#### What is expected
Copy the listing below in full and skip every picture.

══ Exercise material

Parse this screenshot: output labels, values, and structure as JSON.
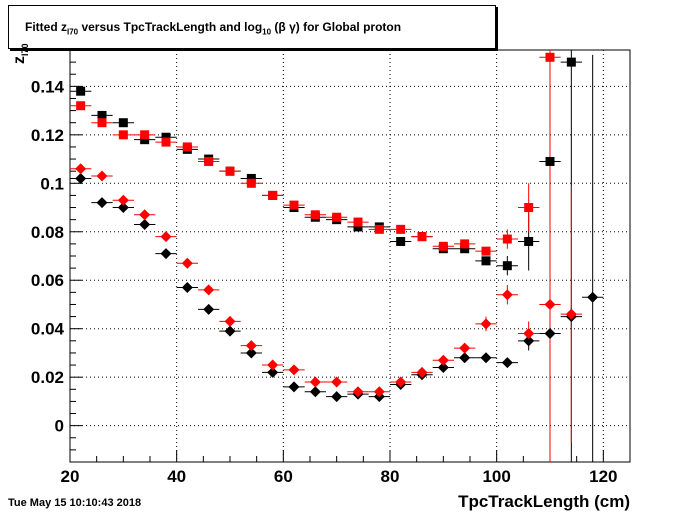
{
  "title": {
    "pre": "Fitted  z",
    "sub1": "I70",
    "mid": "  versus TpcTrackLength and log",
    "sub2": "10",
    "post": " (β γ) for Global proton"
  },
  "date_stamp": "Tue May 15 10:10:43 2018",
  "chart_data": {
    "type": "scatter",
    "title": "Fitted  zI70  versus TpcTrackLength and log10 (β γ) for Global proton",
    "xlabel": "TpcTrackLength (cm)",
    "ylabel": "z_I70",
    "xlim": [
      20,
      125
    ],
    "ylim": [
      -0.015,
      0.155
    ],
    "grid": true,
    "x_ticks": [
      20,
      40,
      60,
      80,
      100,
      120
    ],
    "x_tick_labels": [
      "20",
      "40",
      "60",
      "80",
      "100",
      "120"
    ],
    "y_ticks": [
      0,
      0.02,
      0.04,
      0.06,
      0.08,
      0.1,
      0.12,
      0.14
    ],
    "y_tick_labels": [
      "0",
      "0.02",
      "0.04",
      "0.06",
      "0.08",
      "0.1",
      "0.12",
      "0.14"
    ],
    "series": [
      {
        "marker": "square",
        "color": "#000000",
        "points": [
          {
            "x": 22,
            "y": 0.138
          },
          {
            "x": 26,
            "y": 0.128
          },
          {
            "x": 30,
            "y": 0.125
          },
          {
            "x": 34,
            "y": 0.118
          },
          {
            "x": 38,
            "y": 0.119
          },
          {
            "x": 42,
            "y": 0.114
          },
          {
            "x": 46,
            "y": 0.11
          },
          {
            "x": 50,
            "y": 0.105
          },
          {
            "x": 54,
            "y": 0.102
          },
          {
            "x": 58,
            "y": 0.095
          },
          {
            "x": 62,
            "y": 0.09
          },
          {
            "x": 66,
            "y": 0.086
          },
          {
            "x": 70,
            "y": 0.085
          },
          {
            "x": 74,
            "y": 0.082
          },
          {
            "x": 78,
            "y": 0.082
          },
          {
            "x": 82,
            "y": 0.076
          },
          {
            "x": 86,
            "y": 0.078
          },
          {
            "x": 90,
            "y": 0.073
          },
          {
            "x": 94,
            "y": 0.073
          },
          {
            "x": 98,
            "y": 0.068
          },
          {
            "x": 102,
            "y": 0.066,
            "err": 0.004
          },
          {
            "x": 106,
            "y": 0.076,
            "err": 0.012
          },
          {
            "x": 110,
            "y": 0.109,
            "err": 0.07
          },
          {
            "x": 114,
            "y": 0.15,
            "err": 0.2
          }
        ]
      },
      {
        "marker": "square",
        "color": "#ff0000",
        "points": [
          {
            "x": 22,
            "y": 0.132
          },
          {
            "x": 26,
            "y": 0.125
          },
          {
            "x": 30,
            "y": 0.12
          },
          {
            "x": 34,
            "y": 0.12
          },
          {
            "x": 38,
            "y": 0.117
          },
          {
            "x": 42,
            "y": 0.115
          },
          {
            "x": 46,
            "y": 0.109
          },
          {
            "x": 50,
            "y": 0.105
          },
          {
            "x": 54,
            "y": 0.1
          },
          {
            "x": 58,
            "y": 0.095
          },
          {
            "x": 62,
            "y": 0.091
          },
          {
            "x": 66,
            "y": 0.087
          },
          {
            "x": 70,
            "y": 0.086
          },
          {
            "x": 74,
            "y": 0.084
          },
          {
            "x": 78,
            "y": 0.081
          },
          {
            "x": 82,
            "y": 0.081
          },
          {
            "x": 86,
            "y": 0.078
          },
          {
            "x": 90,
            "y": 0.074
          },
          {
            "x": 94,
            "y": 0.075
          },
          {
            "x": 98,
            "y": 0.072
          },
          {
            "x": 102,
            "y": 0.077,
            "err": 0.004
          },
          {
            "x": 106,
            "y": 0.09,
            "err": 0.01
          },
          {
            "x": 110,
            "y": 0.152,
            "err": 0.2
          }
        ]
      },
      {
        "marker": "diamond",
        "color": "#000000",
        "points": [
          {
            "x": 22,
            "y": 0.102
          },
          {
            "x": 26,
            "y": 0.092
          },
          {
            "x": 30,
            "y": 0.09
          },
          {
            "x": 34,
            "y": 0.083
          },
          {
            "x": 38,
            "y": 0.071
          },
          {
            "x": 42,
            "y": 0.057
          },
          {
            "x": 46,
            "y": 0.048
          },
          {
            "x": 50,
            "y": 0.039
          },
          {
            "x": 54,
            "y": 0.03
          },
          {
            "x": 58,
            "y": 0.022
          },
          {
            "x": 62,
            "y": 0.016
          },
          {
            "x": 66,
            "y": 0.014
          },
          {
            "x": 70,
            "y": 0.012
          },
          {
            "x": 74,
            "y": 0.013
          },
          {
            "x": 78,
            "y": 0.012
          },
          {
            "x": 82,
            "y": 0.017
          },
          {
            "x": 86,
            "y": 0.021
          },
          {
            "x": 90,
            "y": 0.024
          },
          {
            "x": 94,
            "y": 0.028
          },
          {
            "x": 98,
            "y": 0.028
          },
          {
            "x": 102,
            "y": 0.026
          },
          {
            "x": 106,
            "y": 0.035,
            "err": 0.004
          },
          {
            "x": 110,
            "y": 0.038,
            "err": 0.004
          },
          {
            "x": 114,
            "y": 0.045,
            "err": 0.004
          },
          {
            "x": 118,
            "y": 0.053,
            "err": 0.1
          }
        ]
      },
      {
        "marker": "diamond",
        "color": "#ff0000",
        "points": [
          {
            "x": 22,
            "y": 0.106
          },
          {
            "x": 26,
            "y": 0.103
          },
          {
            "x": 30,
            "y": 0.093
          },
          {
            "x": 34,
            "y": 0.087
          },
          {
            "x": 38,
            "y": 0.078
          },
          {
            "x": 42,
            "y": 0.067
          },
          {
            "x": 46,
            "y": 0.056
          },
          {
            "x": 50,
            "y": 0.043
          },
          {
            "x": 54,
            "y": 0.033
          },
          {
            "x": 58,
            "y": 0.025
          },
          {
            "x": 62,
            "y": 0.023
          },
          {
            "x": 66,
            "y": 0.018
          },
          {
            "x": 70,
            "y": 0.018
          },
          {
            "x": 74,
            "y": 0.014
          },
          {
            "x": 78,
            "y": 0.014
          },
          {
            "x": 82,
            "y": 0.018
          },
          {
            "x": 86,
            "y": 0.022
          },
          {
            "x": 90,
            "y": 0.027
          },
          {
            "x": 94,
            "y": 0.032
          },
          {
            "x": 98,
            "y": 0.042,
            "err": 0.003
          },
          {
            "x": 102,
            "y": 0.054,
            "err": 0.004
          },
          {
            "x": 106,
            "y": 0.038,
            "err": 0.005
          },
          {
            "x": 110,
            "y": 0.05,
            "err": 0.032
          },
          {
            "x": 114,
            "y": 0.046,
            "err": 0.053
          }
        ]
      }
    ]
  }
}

════

#### Final result
Parse this screenshot: output labels, values, and structure as JSON.
{
  "title": {
    "pre": "Fitted  z",
    "sub1": "I70",
    "mid": "  versus TpcTrackLength and log",
    "sub2": "10",
    "post": " (β γ) for Global proton"
  },
  "date_stamp": "Tue May 15 10:10:43 2018",
  "chart_data": {
    "type": "scatter",
    "title": "Fitted  zI70  versus TpcTrackLength and log10 (β γ) for Global proton",
    "xlabel": "TpcTrackLength (cm)",
    "ylabel": "z_I70",
    "xlim": [
      20,
      125
    ],
    "ylim": [
      -0.015,
      0.155
    ],
    "grid": true,
    "x_ticks": [
      20,
      40,
      60,
      80,
      100,
      120
    ],
    "x_tick_labels": [
      "20",
      "40",
      "60",
      "80",
      "100",
      "120"
    ],
    "y_ticks": [
      0,
      0.02,
      0.04,
      0.06,
      0.08,
      0.1,
      0.12,
      0.14
    ],
    "y_tick_labels": [
      "0",
      "0.02",
      "0.04",
      "0.06",
      "0.08",
      "0.1",
      "0.12",
      "0.14"
    ],
    "series": [
      {
        "marker": "square",
        "color": "#000000",
        "points": [
          {
            "x": 22,
            "y": 0.138
          },
          {
            "x": 26,
            "y": 0.128
          },
          {
            "x": 30,
            "y": 0.125
          },
          {
            "x": 34,
            "y": 0.118
          },
          {
            "x": 38,
            "y": 0.119
          },
          {
            "x": 42,
            "y": 0.114
          },
          {
            "x": 46,
            "y": 0.11
          },
          {
            "x": 50,
            "y": 0.105
          },
          {
            "x": 54,
            "y": 0.102
          },
          {
            "x": 58,
            "y": 0.095
          },
          {
            "x": 62,
            "y": 0.09
          },
          {
            "x": 66,
            "y": 0.086
          },
          {
            "x": 70,
            "y": 0.085
          },
          {
            "x": 74,
            "y": 0.082
          },
          {
            "x": 78,
            "y": 0.082
          },
          {
            "x": 82,
            "y": 0.076
          },
          {
            "x": 86,
            "y": 0.078
          },
          {
            "x": 90,
            "y": 0.073
          },
          {
            "x": 94,
            "y": 0.073
          },
          {
            "x": 98,
            "y": 0.068
          },
          {
            "x": 102,
            "y": 0.066,
            "err": 0.004
          },
          {
            "x": 106,
            "y": 0.076,
            "err": 0.012
          },
          {
            "x": 110,
            "y": 0.109,
            "err": 0.07
          },
          {
            "x": 114,
            "y": 0.15,
            "err": 0.2
          }
        ]
      },
      {
        "marker": "square",
        "color": "#ff0000",
        "points": [
          {
            "x": 22,
            "y": 0.132
          },
          {
            "x": 26,
            "y": 0.125
          },
          {
            "x": 30,
            "y": 0.12
          },
          {
            "x": 34,
            "y": 0.12
          },
          {
            "x": 38,
            "y": 0.117
          },
          {
            "x": 42,
            "y": 0.115
          },
          {
            "x": 46,
            "y": 0.109
          },
          {
            "x": 50,
            "y": 0.105
          },
          {
            "x": 54,
            "y": 0.1
          },
          {
            "x": 58,
            "y": 0.095
          },
          {
            "x": 62,
            "y": 0.091
          },
          {
            "x": 66,
            "y": 0.087
          },
          {
            "x": 70,
            "y": 0.086
          },
          {
            "x": 74,
            "y": 0.084
          },
          {
            "x": 78,
            "y": 0.081
          },
          {
            "x": 82,
            "y": 0.081
          },
          {
            "x": 86,
            "y": 0.078
          },
          {
            "x": 90,
            "y": 0.074
          },
          {
            "x": 94,
            "y": 0.075
          },
          {
            "x": 98,
            "y": 0.072
          },
          {
            "x": 102,
            "y": 0.077,
            "err": 0.004
          },
          {
            "x": 106,
            "y": 0.09,
            "err": 0.01
          },
          {
            "x": 110,
            "y": 0.152,
            "err": 0.2
          }
        ]
      },
      {
        "marker": "diamond",
        "color": "#000000",
        "points": [
          {
            "x": 22,
            "y": 0.102
          },
          {
            "x": 26,
            "y": 0.092
          },
          {
            "x": 30,
            "y": 0.09
          },
          {
            "x": 34,
            "y": 0.083
          },
          {
            "x": 38,
            "y": 0.071
          },
          {
            "x": 42,
            "y": 0.057
          },
          {
            "x": 46,
            "y": 0.048
          },
          {
            "x": 50,
            "y": 0.039
          },
          {
            "x": 54,
            "y": 0.03
          },
          {
            "x": 58,
            "y": 0.022
          },
          {
            "x": 62,
            "y": 0.016
          },
          {
            "x": 66,
            "y": 0.014
          },
          {
            "x": 70,
            "y": 0.012
          },
          {
            "x": 74,
            "y": 0.013
          },
          {
            "x": 78,
            "y": 0.012
          },
          {
            "x": 82,
            "y": 0.017
          },
          {
            "x": 86,
            "y": 0.021
          },
          {
            "x": 90,
            "y": 0.024
          },
          {
            "x": 94,
            "y": 0.028
          },
          {
            "x": 98,
            "y": 0.028
          },
          {
            "x": 102,
            "y": 0.026
          },
          {
            "x": 106,
            "y": 0.035,
            "err": 0.004
          },
          {
            "x": 110,
            "y": 0.038,
            "err": 0.004
          },
          {
            "x": 114,
            "y": 0.045,
            "err": 0.004
          },
          {
            "x": 118,
            "y": 0.053,
            "err": 0.1
          }
        ]
      },
      {
        "marker": "diamond",
        "color": "#ff0000",
        "points": [
          {
            "x": 22,
            "y": 0.106
          },
          {
            "x": 26,
            "y": 0.103
          },
          {
            "x": 30,
            "y": 0.093
          },
          {
            "x": 34,
            "y": 0.087
          },
          {
            "x": 38,
            "y": 0.078
          },
          {
            "x": 42,
            "y": 0.067
          },
          {
            "x": 46,
            "y": 0.056
          },
          {
            "x": 50,
            "y": 0.043
          },
          {
            "x": 54,
            "y": 0.033
          },
          {
            "x": 58,
            "y": 0.025
          },
          {
            "x": 62,
            "y": 0.023
          },
          {
            "x": 66,
            "y": 0.018
          },
          {
            "x": 70,
            "y": 0.018
          },
          {
            "x": 74,
            "y": 0.014
          },
          {
            "x": 78,
            "y": 0.014
          },
          {
            "x": 82,
            "y": 0.018
          },
          {
            "x": 86,
            "y": 0.022
          },
          {
            "x": 90,
            "y": 0.027
          },
          {
            "x": 94,
            "y": 0.032
          },
          {
            "x": 98,
            "y": 0.042,
            "err": 0.003
          },
          {
            "x": 102,
            "y": 0.054,
            "err": 0.004
          },
          {
            "x": 106,
            "y": 0.038,
            "err": 0.005
          },
          {
            "x": 110,
            "y": 0.05,
            "err": 0.032
          },
          {
            "x": 114,
            "y": 0.046,
            "err": 0.053
          }
        ]
      }
    ]
  }
}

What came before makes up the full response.